▸ Aim of the task:
Print the records again, character for character.

▸ Records:
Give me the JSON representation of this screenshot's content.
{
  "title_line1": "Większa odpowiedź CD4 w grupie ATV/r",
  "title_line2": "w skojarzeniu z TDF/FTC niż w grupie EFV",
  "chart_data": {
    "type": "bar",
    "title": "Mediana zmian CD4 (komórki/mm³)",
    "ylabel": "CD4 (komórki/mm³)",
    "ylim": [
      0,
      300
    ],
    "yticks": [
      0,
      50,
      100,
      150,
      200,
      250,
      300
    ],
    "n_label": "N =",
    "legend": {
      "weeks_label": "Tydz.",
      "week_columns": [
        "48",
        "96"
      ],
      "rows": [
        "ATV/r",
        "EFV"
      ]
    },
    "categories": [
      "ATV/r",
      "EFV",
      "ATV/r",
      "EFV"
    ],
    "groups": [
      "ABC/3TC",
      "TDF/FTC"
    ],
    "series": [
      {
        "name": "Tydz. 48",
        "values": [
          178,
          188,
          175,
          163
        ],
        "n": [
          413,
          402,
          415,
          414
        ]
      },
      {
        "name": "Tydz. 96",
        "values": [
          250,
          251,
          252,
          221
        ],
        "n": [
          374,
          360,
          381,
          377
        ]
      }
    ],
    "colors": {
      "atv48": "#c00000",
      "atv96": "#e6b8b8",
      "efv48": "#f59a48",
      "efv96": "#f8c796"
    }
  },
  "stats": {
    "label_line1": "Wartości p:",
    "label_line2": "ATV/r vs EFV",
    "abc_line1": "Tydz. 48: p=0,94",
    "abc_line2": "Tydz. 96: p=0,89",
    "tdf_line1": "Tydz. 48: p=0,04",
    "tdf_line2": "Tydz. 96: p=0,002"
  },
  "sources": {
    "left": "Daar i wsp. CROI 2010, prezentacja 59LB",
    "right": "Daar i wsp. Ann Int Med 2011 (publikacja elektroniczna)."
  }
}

▸ Solution to the problem:
Give me the JSON representation of this screenshot's content.
{
  "title_line1": "Większa odpowiedź CD4 w grupie ATV/r",
  "title_line2": "w skojarzeniu z TDF/FTC niż w grupie EFV",
  "chart_data": {
    "type": "bar",
    "title": "Mediana zmian CD4 (komórki/mm³)",
    "ylabel": "CD4 (komórki/mm³)",
    "ylim": [
      0,
      300
    ],
    "yticks": [
      0,
      50,
      100,
      150,
      200,
      250,
      300
    ],
    "n_label": "N =",
    "legend": {
      "weeks_label": "Tydz.",
      "week_columns": [
        "48",
        "96"
      ],
      "rows": [
        "ATV/r",
        "EFV"
      ]
    },
    "categories": [
      "ATV/r",
      "EFV",
      "ATV/r",
      "EFV"
    ],
    "groups": [
      "ABC/3TC",
      "TDF/FTC"
    ],
    "series": [
      {
        "name": "Tydz. 48",
        "values": [
          178,
          188,
          175,
          163
        ],
        "n": [
          413,
          402,
          415,
          414
        ]
      },
      {
        "name": "Tydz. 96",
        "values": [
          250,
          251,
          252,
          221
        ],
        "n": [
          374,
          360,
          381,
          377
        ]
      }
    ],
    "colors": {
      "atv48": "#c00000",
      "atv96": "#e6b8b8",
      "efv48": "#f59a48",
      "efv96": "#f8c796"
    }
  },
  "stats": {
    "label_line1": "Wartości p:",
    "label_line2": "ATV/r vs EFV",
    "abc_line1": "Tydz. 48: p=0,94",
    "abc_line2": "Tydz. 96: p=0,89",
    "tdf_line1": "Tydz. 48: p=0,04",
    "tdf_line2": "Tydz. 96: p=0,002"
  },
  "sources": {
    "left": "Daar i wsp. CROI 2010, prezentacja 59LB",
    "right": "Daar i wsp. Ann Int Med 2011 (publikacja elektroniczna)."
  }
}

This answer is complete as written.